START
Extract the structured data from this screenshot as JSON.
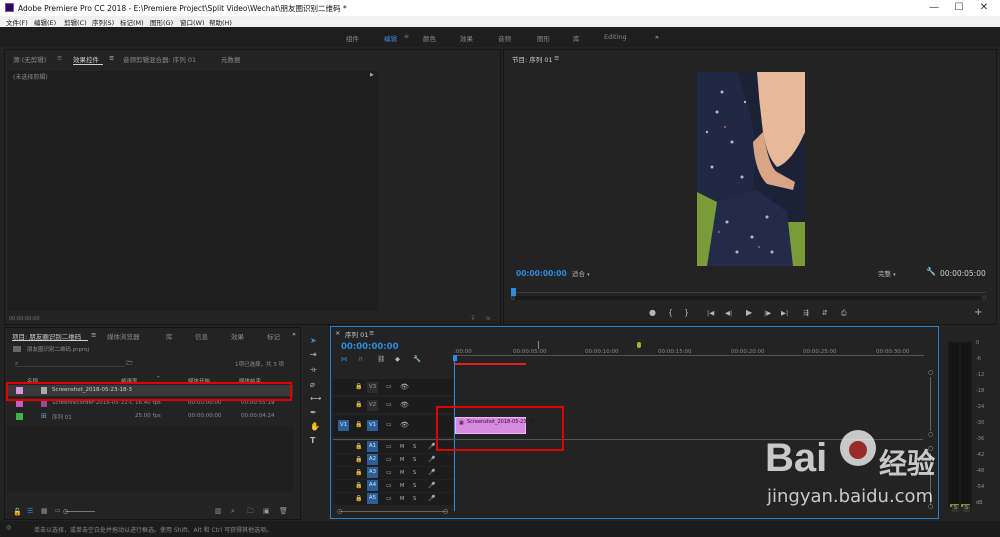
{
  "title": "Adobe Premiere Pro CC 2018 - E:\\Premiere Project\\Split Video\\Wechat\\朋友圈识别二维码 *",
  "menu": [
    "文件(F)",
    "编辑(E)",
    "剪辑(C)",
    "序列(S)",
    "标记(M)",
    "图形(G)",
    "窗口(W)",
    "帮助(H)"
  ],
  "workspaces": [
    "组件",
    "编辑",
    "颜色",
    "效果",
    "音频",
    "图形",
    "库",
    "Editing"
  ],
  "source_tabs": [
    "源:(无剪辑)",
    "效果控件",
    "音频剪辑混合器: 序列 01",
    "元数据"
  ],
  "no_clip": "(未选择剪辑)",
  "source_timecode": "00:00:00:00",
  "program": {
    "title": "节目: 序列 01",
    "timecode_left": "00:00:00:00",
    "fit": "适合",
    "quality": "完整",
    "timecode_right": "00:00:05:00",
    "controls": [
      "●",
      "{",
      "}",
      "|◀",
      "◀|",
      "◀",
      "▶",
      "|▶",
      "▶|",
      "⇶",
      "⇵",
      "⎙",
      "+"
    ]
  },
  "project": {
    "tabs": [
      "项目: 朋友圈识别二维码",
      "媒体浏览器",
      "库",
      "信息",
      "效果",
      "标记"
    ],
    "file": "朋友圈识别二维码.prproj",
    "count": "1项已选择，共 3 项",
    "headers": [
      "名称",
      "帧速率",
      "媒体开始",
      "媒体结束"
    ],
    "items": [
      {
        "name": "Screenshot_2018-05-23-18-3",
        "fps": "",
        "start": "",
        "end": "",
        "color": "#d59ad5"
      },
      {
        "name": "Screenrecorder-2018-05-22-C",
        "fps": "16.40 fps",
        "start": "00:00:00:00",
        "end": "00:00:55:19",
        "color": "#c45ec4"
      },
      {
        "name": "序列 01",
        "fps": "25.00 fps",
        "start": "00:00:00:00",
        "end": "00:00:04:24",
        "color": "#3fb24a"
      }
    ]
  },
  "timeline": {
    "tab": "序列 01",
    "timecode": "00:00:00:00",
    "ruler": [
      ":00:00",
      "00:00:05:00",
      "00:00:10:00",
      "00:00:15:00",
      "00:00:20:00",
      "00:00:25:00",
      "00:00:30:00"
    ],
    "video_tracks": [
      "V3",
      "V2",
      "V1"
    ],
    "audio_tracks": [
      "A1",
      "A2",
      "A3",
      "A4",
      "A5"
    ],
    "clip": "Screenshot_2018-05-23-18-"
  },
  "meter_ticks": [
    "0",
    "-6",
    "-12",
    "-18",
    "-24",
    "-30",
    "-36",
    "-42",
    "-48",
    "-54",
    "dB"
  ],
  "meter_solo": [
    "S",
    "S"
  ],
  "status": "单击以选择，或单击空白处并拖动以进行框选。使用 Shift、Alt 和 Ctrl 可获得其他选项。",
  "watermark": {
    "brand": "Bai",
    "brand2": "经验",
    "url": "jingyan.baidu.com"
  },
  "colors": {
    "accent": "#2e8de0",
    "highlight": "#e00000",
    "clip": "#d78be0"
  }
}
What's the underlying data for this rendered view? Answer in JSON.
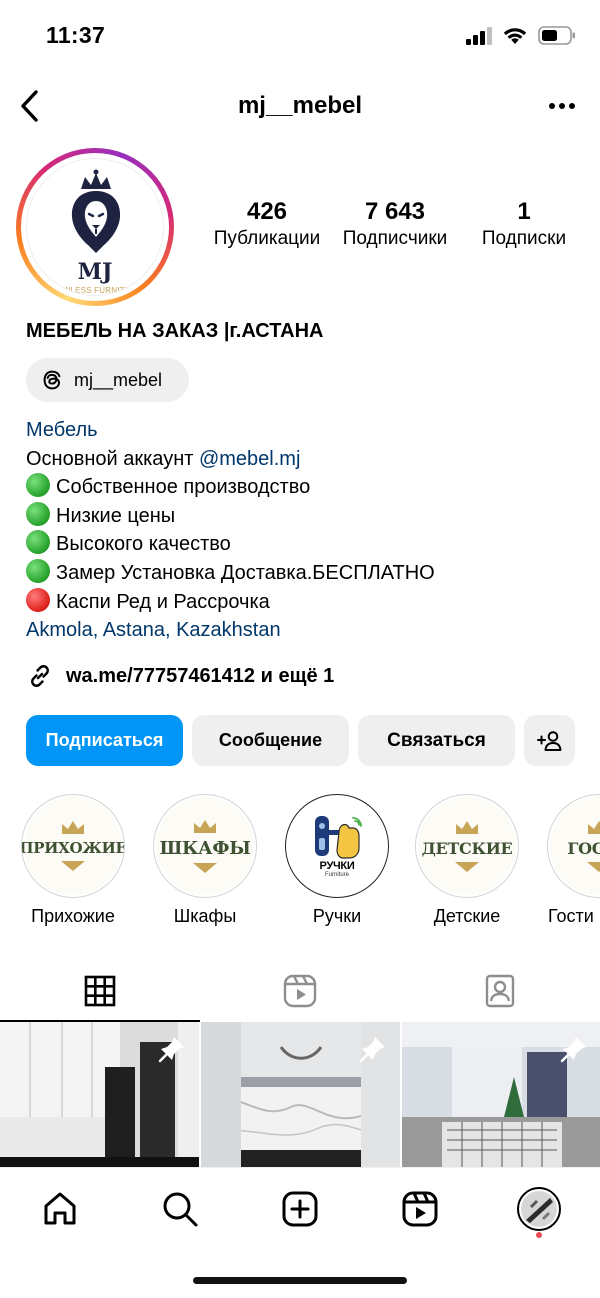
{
  "status_bar": {
    "time": "11:37"
  },
  "header": {
    "username": "mj__mebel"
  },
  "profile": {
    "avatar_brand": "MJ",
    "avatar_subtitle": "FLAWLESS FURNITURE",
    "stats": [
      {
        "value": "426",
        "label": "Публикации"
      },
      {
        "value": "7 643",
        "label": "Подписчики"
      },
      {
        "value": "1",
        "label": "Подписки"
      }
    ],
    "name": "МЕБЕЛЬ НА ЗАКАЗ |г.АСТАНА",
    "threads_handle": "mj__mebel",
    "category": "Мебель",
    "bio_lines": {
      "main_prefix": "Основной аккаунт ",
      "main_mention": "@mebel.mj",
      "l1": "Собственное производство",
      "l2": "Низкие цены",
      "l3": "Высокого качество",
      "l4": "Замер Установка Доставка.БЕСПЛАТНО",
      "l5": "Каспи Ред и Рассрочка"
    },
    "location": "Akmola, Astana, Kazakhstan",
    "link": "wa.me/77757461412 и ещё 1"
  },
  "actions": {
    "follow": "Подписаться",
    "message": "Сообщение",
    "contact": "Связаться"
  },
  "highlights": [
    {
      "word": "ПРИХОЖИЕ",
      "label": "Прихожие"
    },
    {
      "word": "ШКАФЫ",
      "label": "Шкафы"
    },
    {
      "word": "РУЧКИ",
      "sub": "Furniture",
      "label": "Ручки"
    },
    {
      "word": "ДЕТСКИЕ",
      "label": "Детские"
    },
    {
      "word": "ГОСТИ",
      "label": "Гости"
    }
  ],
  "colors": {
    "accent": "#0095f6",
    "link": "#00376b",
    "button_bg": "#efefef",
    "notification_dot": "#ed4956"
  },
  "tabs": [
    "grid-icon",
    "reels-icon",
    "tagged-icon"
  ],
  "grid_posts": [
    "post-1-pinned",
    "post-2-pinned",
    "post-3-pinned"
  ],
  "bottom_nav": [
    "home-icon",
    "search-icon",
    "create-icon",
    "reels-icon",
    "profile-avatar"
  ]
}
END
◆ PROBLEM REQUIREMENTS ◆
Omit the pictures, and please restate word for word the lines running from the line with "What's the underlying" to the end of the entries.

◆ WRITTEN RESPONSE ◆
What's the underlying data for this rendered view? Answer in JSON.
{
  "status_bar": {
    "time": "11:37"
  },
  "header": {
    "username": "mj__mebel"
  },
  "profile": {
    "avatar_brand": "MJ",
    "avatar_subtitle": "FLAWLESS FURNITURE",
    "stats": [
      {
        "value": "426",
        "label": "Публикации"
      },
      {
        "value": "7 643",
        "label": "Подписчики"
      },
      {
        "value": "1",
        "label": "Подписки"
      }
    ],
    "name": "МЕБЕЛЬ НА ЗАКАЗ |г.АСТАНА",
    "threads_handle": "mj__mebel",
    "category": "Мебель",
    "bio_lines": {
      "main_prefix": "Основной аккаунт ",
      "main_mention": "@mebel.mj",
      "l1": "Собственное производство",
      "l2": "Низкие цены",
      "l3": "Высокого качество",
      "l4": "Замер Установка Доставка.БЕСПЛАТНО",
      "l5": "Каспи Ред и Рассрочка"
    },
    "location": "Akmola, Astana, Kazakhstan",
    "link": "wa.me/77757461412 и ещё 1"
  },
  "actions": {
    "follow": "Подписаться",
    "message": "Сообщение",
    "contact": "Связаться"
  },
  "highlights": [
    {
      "word": "ПРИХОЖИЕ",
      "label": "Прихожие"
    },
    {
      "word": "ШКАФЫ",
      "label": "Шкафы"
    },
    {
      "word": "РУЧКИ",
      "sub": "Furniture",
      "label": "Ручки"
    },
    {
      "word": "ДЕТСКИЕ",
      "label": "Детские"
    },
    {
      "word": "ГОСТИ",
      "label": "Гости"
    }
  ],
  "colors": {
    "accent": "#0095f6",
    "link": "#00376b",
    "button_bg": "#efefef",
    "notification_dot": "#ed4956"
  },
  "tabs": [
    "grid-icon",
    "reels-icon",
    "tagged-icon"
  ],
  "grid_posts": [
    "post-1-pinned",
    "post-2-pinned",
    "post-3-pinned"
  ],
  "bottom_nav": [
    "home-icon",
    "search-icon",
    "create-icon",
    "reels-icon",
    "profile-avatar"
  ]
}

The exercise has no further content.